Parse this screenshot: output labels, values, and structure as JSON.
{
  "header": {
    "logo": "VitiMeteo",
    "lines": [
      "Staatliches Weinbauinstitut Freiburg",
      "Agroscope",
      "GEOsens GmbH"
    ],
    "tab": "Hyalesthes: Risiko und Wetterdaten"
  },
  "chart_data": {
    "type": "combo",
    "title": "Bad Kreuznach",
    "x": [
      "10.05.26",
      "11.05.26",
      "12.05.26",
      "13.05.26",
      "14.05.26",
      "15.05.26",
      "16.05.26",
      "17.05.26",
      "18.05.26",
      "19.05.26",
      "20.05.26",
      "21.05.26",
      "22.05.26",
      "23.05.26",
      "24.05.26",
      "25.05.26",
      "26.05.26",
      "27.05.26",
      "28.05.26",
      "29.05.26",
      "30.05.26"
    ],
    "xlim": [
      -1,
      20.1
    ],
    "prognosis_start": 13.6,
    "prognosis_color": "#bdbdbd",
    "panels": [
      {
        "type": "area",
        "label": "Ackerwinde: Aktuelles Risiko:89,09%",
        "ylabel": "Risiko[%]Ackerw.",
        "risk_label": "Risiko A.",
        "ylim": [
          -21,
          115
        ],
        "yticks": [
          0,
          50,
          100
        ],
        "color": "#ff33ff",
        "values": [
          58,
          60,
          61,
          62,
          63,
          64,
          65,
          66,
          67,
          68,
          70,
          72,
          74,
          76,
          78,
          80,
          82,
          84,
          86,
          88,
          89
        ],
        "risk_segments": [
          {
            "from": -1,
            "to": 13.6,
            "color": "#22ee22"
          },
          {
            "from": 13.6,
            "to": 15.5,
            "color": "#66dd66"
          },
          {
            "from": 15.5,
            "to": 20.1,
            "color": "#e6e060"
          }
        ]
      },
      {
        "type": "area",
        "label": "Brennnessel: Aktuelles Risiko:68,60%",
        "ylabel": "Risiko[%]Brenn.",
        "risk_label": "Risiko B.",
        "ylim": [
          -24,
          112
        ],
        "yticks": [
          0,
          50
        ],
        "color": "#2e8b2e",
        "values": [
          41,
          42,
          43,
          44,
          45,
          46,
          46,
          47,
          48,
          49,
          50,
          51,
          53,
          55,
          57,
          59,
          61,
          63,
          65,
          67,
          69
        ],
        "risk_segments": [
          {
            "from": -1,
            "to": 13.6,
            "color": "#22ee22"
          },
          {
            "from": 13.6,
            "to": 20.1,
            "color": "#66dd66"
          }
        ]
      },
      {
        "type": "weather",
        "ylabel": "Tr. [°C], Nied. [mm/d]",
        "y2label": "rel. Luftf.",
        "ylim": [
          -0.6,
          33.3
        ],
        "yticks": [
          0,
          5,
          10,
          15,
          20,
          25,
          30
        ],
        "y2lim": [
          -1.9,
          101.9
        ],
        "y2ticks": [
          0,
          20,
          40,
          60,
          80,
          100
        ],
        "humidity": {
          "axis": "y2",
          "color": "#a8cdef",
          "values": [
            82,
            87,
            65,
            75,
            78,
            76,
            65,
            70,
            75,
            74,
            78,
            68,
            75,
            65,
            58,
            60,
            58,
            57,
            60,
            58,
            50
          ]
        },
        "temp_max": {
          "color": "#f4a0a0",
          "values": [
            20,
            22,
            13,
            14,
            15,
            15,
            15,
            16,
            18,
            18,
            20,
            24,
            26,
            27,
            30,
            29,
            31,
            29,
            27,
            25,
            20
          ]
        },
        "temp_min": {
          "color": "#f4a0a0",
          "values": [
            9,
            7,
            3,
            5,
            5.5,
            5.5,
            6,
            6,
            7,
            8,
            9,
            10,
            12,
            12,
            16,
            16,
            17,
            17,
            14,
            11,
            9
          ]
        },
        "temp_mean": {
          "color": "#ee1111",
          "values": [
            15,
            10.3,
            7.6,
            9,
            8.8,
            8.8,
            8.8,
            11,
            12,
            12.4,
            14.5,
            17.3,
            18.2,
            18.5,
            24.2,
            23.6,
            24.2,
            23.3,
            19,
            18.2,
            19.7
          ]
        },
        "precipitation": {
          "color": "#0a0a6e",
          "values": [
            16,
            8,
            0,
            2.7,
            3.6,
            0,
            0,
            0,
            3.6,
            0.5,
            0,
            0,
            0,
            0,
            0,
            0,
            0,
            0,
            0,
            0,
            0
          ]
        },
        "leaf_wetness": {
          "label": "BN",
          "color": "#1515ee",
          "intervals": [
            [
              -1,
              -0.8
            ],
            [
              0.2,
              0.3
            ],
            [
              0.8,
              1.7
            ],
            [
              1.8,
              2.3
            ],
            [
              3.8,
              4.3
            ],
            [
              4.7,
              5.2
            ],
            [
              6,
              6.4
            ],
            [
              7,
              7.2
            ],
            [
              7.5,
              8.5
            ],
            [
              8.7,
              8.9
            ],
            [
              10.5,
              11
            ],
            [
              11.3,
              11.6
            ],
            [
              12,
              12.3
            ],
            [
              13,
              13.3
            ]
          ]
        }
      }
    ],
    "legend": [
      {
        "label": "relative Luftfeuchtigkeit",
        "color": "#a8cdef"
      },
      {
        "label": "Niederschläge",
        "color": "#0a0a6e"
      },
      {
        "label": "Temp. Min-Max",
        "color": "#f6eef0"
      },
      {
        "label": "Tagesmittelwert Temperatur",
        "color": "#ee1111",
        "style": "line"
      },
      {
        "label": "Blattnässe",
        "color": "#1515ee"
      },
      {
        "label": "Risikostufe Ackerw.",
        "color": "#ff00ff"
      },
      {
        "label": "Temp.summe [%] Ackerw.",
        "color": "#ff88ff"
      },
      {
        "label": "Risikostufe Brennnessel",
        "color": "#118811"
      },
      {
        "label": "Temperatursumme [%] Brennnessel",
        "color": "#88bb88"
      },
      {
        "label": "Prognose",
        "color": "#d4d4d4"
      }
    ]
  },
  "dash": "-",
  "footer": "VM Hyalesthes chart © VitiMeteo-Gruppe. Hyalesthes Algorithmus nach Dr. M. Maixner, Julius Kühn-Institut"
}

────────────────

## Task to carry out
Your task is to repeat the data exactly, with nothing left out.

## Solution to this task
Parse this screenshot: output labels, values, and structure as JSON.
{
  "header": {
    "logo": "VitiMeteo",
    "lines": [
      "Staatliches Weinbauinstitut Freiburg",
      "Agroscope",
      "GEOsens GmbH"
    ],
    "tab": "Hyalesthes: Risiko und Wetterdaten"
  },
  "chart_data": {
    "type": "combo",
    "title": "Bad Kreuznach",
    "x": [
      "10.05.26",
      "11.05.26",
      "12.05.26",
      "13.05.26",
      "14.05.26",
      "15.05.26",
      "16.05.26",
      "17.05.26",
      "18.05.26",
      "19.05.26",
      "20.05.26",
      "21.05.26",
      "22.05.26",
      "23.05.26",
      "24.05.26",
      "25.05.26",
      "26.05.26",
      "27.05.26",
      "28.05.26",
      "29.05.26",
      "30.05.26"
    ],
    "xlim": [
      -1,
      20.1
    ],
    "prognosis_start": 13.6,
    "prognosis_color": "#bdbdbd",
    "panels": [
      {
        "type": "area",
        "label": "Ackerwinde: Aktuelles Risiko:89,09%",
        "ylabel": "Risiko[%]Ackerw.",
        "risk_label": "Risiko A.",
        "ylim": [
          -21,
          115
        ],
        "yticks": [
          0,
          50,
          100
        ],
        "color": "#ff33ff",
        "values": [
          58,
          60,
          61,
          62,
          63,
          64,
          65,
          66,
          67,
          68,
          70,
          72,
          74,
          76,
          78,
          80,
          82,
          84,
          86,
          88,
          89
        ],
        "risk_segments": [
          {
            "from": -1,
            "to": 13.6,
            "color": "#22ee22"
          },
          {
            "from": 13.6,
            "to": 15.5,
            "color": "#66dd66"
          },
          {
            "from": 15.5,
            "to": 20.1,
            "color": "#e6e060"
          }
        ]
      },
      {
        "type": "area",
        "label": "Brennnessel: Aktuelles Risiko:68,60%",
        "ylabel": "Risiko[%]Brenn.",
        "risk_label": "Risiko B.",
        "ylim": [
          -24,
          112
        ],
        "yticks": [
          0,
          50
        ],
        "color": "#2e8b2e",
        "values": [
          41,
          42,
          43,
          44,
          45,
          46,
          46,
          47,
          48,
          49,
          50,
          51,
          53,
          55,
          57,
          59,
          61,
          63,
          65,
          67,
          69
        ],
        "risk_segments": [
          {
            "from": -1,
            "to": 13.6,
            "color": "#22ee22"
          },
          {
            "from": 13.6,
            "to": 20.1,
            "color": "#66dd66"
          }
        ]
      },
      {
        "type": "weather",
        "ylabel": "Tr. [°C], Nied. [mm/d]",
        "y2label": "rel. Luftf.",
        "ylim": [
          -0.6,
          33.3
        ],
        "yticks": [
          0,
          5,
          10,
          15,
          20,
          25,
          30
        ],
        "y2lim": [
          -1.9,
          101.9
        ],
        "y2ticks": [
          0,
          20,
          40,
          60,
          80,
          100
        ],
        "humidity": {
          "axis": "y2",
          "color": "#a8cdef",
          "values": [
            82,
            87,
            65,
            75,
            78,
            76,
            65,
            70,
            75,
            74,
            78,
            68,
            75,
            65,
            58,
            60,
            58,
            57,
            60,
            58,
            50
          ]
        },
        "temp_max": {
          "color": "#f4a0a0",
          "values": [
            20,
            22,
            13,
            14,
            15,
            15,
            15,
            16,
            18,
            18,
            20,
            24,
            26,
            27,
            30,
            29,
            31,
            29,
            27,
            25,
            20
          ]
        },
        "temp_min": {
          "color": "#f4a0a0",
          "values": [
            9,
            7,
            3,
            5,
            5.5,
            5.5,
            6,
            6,
            7,
            8,
            9,
            10,
            12,
            12,
            16,
            16,
            17,
            17,
            14,
            11,
            9
          ]
        },
        "temp_mean": {
          "color": "#ee1111",
          "values": [
            15,
            10.3,
            7.6,
            9,
            8.8,
            8.8,
            8.8,
            11,
            12,
            12.4,
            14.5,
            17.3,
            18.2,
            18.5,
            24.2,
            23.6,
            24.2,
            23.3,
            19,
            18.2,
            19.7
          ]
        },
        "precipitation": {
          "color": "#0a0a6e",
          "values": [
            16,
            8,
            0,
            2.7,
            3.6,
            0,
            0,
            0,
            3.6,
            0.5,
            0,
            0,
            0,
            0,
            0,
            0,
            0,
            0,
            0,
            0,
            0
          ]
        },
        "leaf_wetness": {
          "label": "BN",
          "color": "#1515ee",
          "intervals": [
            [
              -1,
              -0.8
            ],
            [
              0.2,
              0.3
            ],
            [
              0.8,
              1.7
            ],
            [
              1.8,
              2.3
            ],
            [
              3.8,
              4.3
            ],
            [
              4.7,
              5.2
            ],
            [
              6,
              6.4
            ],
            [
              7,
              7.2
            ],
            [
              7.5,
              8.5
            ],
            [
              8.7,
              8.9
            ],
            [
              10.5,
              11
            ],
            [
              11.3,
              11.6
            ],
            [
              12,
              12.3
            ],
            [
              13,
              13.3
            ]
          ]
        }
      }
    ],
    "legend": [
      {
        "label": "relative Luftfeuchtigkeit",
        "color": "#a8cdef"
      },
      {
        "label": "Niederschläge",
        "color": "#0a0a6e"
      },
      {
        "label": "Temp. Min-Max",
        "color": "#f6eef0"
      },
      {
        "label": "Tagesmittelwert Temperatur",
        "color": "#ee1111",
        "style": "line"
      },
      {
        "label": "Blattnässe",
        "color": "#1515ee"
      },
      {
        "label": "Risikostufe Ackerw.",
        "color": "#ff00ff"
      },
      {
        "label": "Temp.summe [%] Ackerw.",
        "color": "#ff88ff"
      },
      {
        "label": "Risikostufe Brennnessel",
        "color": "#118811"
      },
      {
        "label": "Temperatursumme [%] Brennnessel",
        "color": "#88bb88"
      },
      {
        "label": "Prognose",
        "color": "#d4d4d4"
      }
    ]
  },
  "dash": "-",
  "footer": "VM Hyalesthes chart © VitiMeteo-Gruppe. Hyalesthes Algorithmus nach Dr. M. Maixner, Julius Kühn-Institut"
}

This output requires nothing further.